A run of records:
[start]

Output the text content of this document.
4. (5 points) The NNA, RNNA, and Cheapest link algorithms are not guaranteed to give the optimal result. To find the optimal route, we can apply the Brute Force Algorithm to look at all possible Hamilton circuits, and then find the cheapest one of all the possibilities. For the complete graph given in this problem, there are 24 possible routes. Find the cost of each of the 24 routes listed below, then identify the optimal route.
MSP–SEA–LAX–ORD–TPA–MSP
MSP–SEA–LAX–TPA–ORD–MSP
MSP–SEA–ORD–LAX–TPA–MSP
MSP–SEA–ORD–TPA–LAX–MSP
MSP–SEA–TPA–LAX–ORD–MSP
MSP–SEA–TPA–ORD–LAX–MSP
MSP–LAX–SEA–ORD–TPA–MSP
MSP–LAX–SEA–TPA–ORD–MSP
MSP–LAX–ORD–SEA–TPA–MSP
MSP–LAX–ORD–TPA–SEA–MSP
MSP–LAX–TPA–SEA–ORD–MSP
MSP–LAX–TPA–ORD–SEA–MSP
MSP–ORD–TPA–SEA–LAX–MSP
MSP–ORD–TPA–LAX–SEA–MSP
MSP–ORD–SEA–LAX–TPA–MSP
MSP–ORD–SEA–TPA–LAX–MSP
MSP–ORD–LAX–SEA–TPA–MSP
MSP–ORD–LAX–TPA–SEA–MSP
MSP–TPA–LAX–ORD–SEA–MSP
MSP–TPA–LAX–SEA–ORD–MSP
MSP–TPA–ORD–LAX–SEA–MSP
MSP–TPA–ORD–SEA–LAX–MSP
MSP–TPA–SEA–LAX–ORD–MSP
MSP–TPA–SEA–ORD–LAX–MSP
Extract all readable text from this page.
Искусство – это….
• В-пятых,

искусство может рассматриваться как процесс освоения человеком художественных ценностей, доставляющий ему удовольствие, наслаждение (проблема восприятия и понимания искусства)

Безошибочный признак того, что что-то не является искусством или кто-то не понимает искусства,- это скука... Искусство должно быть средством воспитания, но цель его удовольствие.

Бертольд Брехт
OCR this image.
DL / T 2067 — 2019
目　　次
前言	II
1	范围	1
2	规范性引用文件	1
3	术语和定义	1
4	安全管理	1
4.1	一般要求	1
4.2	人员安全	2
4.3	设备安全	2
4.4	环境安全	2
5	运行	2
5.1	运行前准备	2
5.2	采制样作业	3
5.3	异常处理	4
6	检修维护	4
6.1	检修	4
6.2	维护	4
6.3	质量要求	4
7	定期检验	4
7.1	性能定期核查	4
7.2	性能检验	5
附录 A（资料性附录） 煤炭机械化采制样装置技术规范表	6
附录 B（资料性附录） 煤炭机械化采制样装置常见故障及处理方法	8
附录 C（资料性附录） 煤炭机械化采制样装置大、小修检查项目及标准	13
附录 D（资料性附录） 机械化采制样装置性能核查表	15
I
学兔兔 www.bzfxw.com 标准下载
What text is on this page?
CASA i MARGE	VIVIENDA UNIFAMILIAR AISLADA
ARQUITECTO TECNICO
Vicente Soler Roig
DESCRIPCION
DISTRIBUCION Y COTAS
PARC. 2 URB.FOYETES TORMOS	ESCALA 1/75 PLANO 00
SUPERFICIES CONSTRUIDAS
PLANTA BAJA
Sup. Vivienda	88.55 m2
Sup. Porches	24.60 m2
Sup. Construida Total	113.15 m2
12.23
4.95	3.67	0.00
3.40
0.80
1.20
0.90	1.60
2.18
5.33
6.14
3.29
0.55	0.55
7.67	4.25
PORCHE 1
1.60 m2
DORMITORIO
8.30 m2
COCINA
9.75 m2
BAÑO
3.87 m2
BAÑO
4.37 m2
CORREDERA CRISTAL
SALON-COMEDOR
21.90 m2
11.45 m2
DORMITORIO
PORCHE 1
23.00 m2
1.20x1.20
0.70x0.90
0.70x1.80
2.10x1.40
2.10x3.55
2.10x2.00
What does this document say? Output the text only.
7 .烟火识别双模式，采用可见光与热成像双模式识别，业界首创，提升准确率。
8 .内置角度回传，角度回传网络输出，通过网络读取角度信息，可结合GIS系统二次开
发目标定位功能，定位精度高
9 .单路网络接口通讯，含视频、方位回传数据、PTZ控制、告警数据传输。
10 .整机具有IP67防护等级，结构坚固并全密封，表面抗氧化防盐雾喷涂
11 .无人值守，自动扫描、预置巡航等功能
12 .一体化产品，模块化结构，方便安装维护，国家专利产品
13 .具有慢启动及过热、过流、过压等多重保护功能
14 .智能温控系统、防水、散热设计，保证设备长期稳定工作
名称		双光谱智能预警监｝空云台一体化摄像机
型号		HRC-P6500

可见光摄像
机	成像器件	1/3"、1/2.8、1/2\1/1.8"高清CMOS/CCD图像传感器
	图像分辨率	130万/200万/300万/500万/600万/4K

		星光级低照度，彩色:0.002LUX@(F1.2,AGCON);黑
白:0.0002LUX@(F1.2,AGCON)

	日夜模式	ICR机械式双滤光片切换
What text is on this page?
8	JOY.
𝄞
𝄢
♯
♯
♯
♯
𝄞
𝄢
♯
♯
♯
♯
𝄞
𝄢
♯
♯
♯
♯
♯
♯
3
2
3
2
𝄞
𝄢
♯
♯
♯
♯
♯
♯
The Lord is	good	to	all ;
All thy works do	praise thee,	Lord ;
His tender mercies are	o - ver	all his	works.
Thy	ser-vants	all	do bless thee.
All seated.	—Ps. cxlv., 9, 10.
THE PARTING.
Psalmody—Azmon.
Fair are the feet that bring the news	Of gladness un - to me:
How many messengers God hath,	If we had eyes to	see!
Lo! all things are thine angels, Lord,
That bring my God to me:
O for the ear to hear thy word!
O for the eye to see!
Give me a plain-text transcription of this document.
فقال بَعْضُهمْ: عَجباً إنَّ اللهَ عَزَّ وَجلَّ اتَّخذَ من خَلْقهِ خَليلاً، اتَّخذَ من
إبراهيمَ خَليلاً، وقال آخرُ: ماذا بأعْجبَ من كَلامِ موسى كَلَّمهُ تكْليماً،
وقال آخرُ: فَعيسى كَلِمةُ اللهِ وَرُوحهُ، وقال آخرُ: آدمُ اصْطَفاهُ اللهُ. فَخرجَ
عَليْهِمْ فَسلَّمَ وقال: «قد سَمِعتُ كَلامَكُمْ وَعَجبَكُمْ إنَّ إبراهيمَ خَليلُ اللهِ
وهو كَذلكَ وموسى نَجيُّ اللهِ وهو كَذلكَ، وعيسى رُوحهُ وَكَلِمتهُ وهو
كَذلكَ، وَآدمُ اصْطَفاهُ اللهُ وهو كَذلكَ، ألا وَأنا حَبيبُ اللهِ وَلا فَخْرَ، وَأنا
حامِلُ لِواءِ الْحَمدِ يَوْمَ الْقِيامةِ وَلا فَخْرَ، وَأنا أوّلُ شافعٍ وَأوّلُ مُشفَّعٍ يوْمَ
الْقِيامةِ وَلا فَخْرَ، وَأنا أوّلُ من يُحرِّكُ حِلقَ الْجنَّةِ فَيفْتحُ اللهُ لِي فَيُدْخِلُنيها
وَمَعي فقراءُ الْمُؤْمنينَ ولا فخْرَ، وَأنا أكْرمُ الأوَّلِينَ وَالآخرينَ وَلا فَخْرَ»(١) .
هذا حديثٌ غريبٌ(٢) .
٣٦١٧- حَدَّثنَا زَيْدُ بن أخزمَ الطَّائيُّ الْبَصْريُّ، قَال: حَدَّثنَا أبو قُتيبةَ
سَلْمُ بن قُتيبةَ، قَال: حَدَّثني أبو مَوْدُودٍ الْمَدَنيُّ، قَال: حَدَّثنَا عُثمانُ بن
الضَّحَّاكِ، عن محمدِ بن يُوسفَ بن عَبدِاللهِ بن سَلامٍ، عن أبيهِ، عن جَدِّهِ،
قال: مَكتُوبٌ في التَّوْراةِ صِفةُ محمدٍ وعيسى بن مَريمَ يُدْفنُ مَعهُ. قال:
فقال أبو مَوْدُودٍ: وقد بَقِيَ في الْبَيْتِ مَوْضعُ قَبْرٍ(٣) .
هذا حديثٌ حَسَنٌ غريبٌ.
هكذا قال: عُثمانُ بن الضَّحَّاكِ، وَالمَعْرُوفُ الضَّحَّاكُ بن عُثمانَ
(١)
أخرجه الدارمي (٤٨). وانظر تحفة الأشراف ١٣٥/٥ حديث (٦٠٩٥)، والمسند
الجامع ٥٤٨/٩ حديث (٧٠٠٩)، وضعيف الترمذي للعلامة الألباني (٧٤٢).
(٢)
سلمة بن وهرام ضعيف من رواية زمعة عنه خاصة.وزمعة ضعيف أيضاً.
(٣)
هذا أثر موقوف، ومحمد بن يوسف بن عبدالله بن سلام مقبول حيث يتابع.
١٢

[end]

Find the word "إبراهيم" in the data and show each line that holds it.

إبراهيمَ خَليلاً، وقال آخرُ: ماذا بأعْجبَ من كَلامِ موسى كَلَّمهُ تكْليماً،
عَليْهِمْ فَسلَّمَ وقال: «قد سَمِعتُ كَلامَكُمْ وَعَجبَكُمْ إنَّ إبراهيمَ خَليلُ اللهِ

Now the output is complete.